PROBLEMS TO WORK ON —
1. List each dollar amount that appears in the Cal-Maine Foods first-quarter report.
2. Please continue the Cal-Maine Foods first-quarter report from the point at which it stops.

DOCUMENT SECTION —

Cal-Maine Foods Reports First Quarter Fiscal 2018 Results
Cal-Maine Foods, Inc. (NASDAQ: CALM) today reported results for the first quarter of fiscal 2018 ended September 2,
2017.
Net sales for the first quarter of fiscal 2018 were $262.8 million compared with $239.8 million for the prior-year period. The
Company reported a net loss of $16.0 million, or $0.33 per basic and diluted share, for the thirteen weeks ended September 2,
2017, compared with a net loss of $30.9 million, or $0.64 per basic and diluted share, for the year-earlier period.
Dolph Baker, chairman, president and chief executive officer of Cal-Maine Foods, Inc., stated, “We are pleased to report higher
sales for the first quarter of fiscal 2018 compared with the same period last year, in spite of the ongoing challenges and price
volatility in the egg markets. The first quarter of our fiscal year is typically a seasonally slow period for our business. While
we are disappointed to report a loss for the quarter, we are encouraged by the year-over-year improvement in our performance. Our
results reflect continued solid retail demand and a modest increase in both volumes and prices compared with the first quarter of
fiscal 2017. Market prices for conventional shell eggs moved higher over the summer, and our average customer selling prices for
all eggs were up 6.8 percent in the first quarter compared with a year ago. Market prices have significantly improved since the end
of the quarter and are currently trending well above levels from a year ago.
“Following the 2015 avian influenza (AI)-related laying hen losses, producers repopulated their flocks and the younger, more
productive hen population produced a higher number of eggs. Total supply still remained high through the first quarter in relation
to overall market demand trends. According to Nielsen data, retail demand has been in line with normal seasonal trends and
continues to show year-over-year improvement. However, lower institutional demand for egg products and reduced export demand have
resulted in an oversupply environment and created additional pricing pressures. The USDA reports that shell egg exports have
returned to historical levels since the beginning of calendar 2017, but are still below the peak levels reached prior to the AI
outbreak. We are encouraged that the export outlook has improved for both shell eggs and egg products. While overall market
conditions are more favorable than a year ago, we do not expect any sustained improvement in pricing until we have a more stable
supply and demand balance. The most recent USDA reports indicate the chick hatch has been trending down for most of the past year
compared with the previous year, which could influence future supply levels.

INFORMATION GIVEN —
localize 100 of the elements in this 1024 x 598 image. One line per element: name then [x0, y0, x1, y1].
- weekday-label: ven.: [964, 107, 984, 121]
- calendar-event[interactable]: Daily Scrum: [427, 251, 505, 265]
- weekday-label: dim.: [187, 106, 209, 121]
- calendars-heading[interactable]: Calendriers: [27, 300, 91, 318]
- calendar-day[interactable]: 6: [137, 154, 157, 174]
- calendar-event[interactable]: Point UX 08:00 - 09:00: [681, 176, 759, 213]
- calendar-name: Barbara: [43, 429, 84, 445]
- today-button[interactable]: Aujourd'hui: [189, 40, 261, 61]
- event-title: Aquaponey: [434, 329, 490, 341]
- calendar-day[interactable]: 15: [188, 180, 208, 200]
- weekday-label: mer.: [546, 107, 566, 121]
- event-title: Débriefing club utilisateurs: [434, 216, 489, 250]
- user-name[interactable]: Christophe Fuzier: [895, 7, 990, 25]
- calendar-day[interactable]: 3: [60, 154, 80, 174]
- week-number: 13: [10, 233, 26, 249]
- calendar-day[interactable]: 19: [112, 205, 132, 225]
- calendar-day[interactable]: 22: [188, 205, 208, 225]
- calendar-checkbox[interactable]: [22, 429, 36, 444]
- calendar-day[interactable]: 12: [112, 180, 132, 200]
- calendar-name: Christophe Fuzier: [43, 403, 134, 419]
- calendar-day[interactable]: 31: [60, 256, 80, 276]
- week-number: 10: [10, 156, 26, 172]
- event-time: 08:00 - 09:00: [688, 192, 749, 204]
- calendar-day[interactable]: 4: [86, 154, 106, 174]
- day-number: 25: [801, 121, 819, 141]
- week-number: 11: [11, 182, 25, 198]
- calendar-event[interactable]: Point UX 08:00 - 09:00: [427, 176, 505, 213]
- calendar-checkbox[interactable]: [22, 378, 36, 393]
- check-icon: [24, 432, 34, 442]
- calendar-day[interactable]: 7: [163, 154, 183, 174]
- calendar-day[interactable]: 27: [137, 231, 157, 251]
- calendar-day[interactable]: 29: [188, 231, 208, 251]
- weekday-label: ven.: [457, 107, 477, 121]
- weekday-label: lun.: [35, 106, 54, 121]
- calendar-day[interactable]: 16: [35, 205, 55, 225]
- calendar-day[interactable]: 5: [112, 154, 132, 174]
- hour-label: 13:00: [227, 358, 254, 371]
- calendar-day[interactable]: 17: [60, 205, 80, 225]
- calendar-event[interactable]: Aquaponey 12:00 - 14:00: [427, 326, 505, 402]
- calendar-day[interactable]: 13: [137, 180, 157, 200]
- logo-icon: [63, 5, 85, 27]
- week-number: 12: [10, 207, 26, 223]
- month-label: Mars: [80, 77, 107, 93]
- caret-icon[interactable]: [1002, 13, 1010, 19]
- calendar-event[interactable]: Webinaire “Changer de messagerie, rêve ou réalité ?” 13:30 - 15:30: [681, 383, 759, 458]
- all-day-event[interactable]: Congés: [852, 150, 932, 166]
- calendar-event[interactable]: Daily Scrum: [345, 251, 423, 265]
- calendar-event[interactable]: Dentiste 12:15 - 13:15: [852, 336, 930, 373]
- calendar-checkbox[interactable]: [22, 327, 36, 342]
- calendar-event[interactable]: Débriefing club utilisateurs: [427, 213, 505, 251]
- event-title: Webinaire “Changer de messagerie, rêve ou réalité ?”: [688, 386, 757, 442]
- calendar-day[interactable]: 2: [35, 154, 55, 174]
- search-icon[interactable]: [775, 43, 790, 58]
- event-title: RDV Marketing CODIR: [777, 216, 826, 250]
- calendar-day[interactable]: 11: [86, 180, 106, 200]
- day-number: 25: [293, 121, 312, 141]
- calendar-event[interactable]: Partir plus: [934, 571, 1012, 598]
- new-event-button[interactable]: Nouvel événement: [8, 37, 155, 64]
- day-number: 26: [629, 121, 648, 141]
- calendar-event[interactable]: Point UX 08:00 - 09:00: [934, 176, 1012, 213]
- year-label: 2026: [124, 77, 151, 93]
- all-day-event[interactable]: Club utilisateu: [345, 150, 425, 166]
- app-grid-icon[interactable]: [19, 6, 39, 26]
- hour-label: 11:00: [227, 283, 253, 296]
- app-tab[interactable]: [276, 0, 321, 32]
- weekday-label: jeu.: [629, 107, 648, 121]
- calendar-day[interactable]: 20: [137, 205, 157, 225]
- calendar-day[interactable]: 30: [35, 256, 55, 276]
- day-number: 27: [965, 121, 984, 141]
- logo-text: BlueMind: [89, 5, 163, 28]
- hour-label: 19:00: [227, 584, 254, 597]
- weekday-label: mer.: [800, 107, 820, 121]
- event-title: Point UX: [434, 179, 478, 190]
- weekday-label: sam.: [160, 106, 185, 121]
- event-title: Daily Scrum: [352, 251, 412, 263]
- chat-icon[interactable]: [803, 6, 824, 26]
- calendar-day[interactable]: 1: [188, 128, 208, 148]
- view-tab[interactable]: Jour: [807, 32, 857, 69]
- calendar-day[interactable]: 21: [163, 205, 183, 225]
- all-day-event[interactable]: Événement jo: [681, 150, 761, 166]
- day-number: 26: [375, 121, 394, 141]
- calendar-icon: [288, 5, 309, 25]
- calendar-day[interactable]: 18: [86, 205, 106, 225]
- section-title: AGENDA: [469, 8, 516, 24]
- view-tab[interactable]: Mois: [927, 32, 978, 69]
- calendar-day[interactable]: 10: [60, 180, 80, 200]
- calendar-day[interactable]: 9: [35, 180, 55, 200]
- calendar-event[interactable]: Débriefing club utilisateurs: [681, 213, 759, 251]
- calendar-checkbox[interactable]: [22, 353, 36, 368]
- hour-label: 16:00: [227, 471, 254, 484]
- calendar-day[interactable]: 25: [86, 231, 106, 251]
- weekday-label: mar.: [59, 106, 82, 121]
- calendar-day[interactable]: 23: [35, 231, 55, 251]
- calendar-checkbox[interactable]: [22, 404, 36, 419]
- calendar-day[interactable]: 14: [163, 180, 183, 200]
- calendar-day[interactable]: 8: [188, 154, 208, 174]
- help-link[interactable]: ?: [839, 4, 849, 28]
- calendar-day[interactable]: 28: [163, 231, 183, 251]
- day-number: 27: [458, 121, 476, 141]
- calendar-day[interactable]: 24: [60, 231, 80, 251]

SOLVED PROBLEMS —
1.
$262.8 million
$239.8 million
$16.0 million
$0.33
$30.9 million
$0.64

2.
“Specialty eggs, excluding co-pack sales, accounted for 21.7 percent of our total sales volume for the first quarter of fiscal
2018, compared with 22.9 percent for the same period a year ago. Specialty egg revenue was 39.6 percent of total shell egg
revenues, compared with 46.7 percent for the first quarter of fiscal 2017. The average selling price for specialty eggs was down
4.8 percent compared with the first quarter of last year.
“Our specialty egg business remains an important area of focus for our growth strategy, and we have made investments in our
operations and production capacity to meet expected demand trends. As reported, many food service providers, national restaurant
chains and major retailers, including our largest customers, have made public commitments to transition away from conventional eggs
and exclusively offer cage-free eggs by future specified dates. However, the higher price gap between conventional eggs and
specialty eggs has resulted in reduced demand for specialty eggs. We have adjusted our production levels in line with current
customer demand for cage-free eggs, and we are well positioned to increase our capacity when demand trends change. Above all, we
will continue to support our customers with a favorable product mix that includes cage-free eggs, as well as other healthy and
affordable options for consumers including conventional, nutritionally enhanced and organic eggs.”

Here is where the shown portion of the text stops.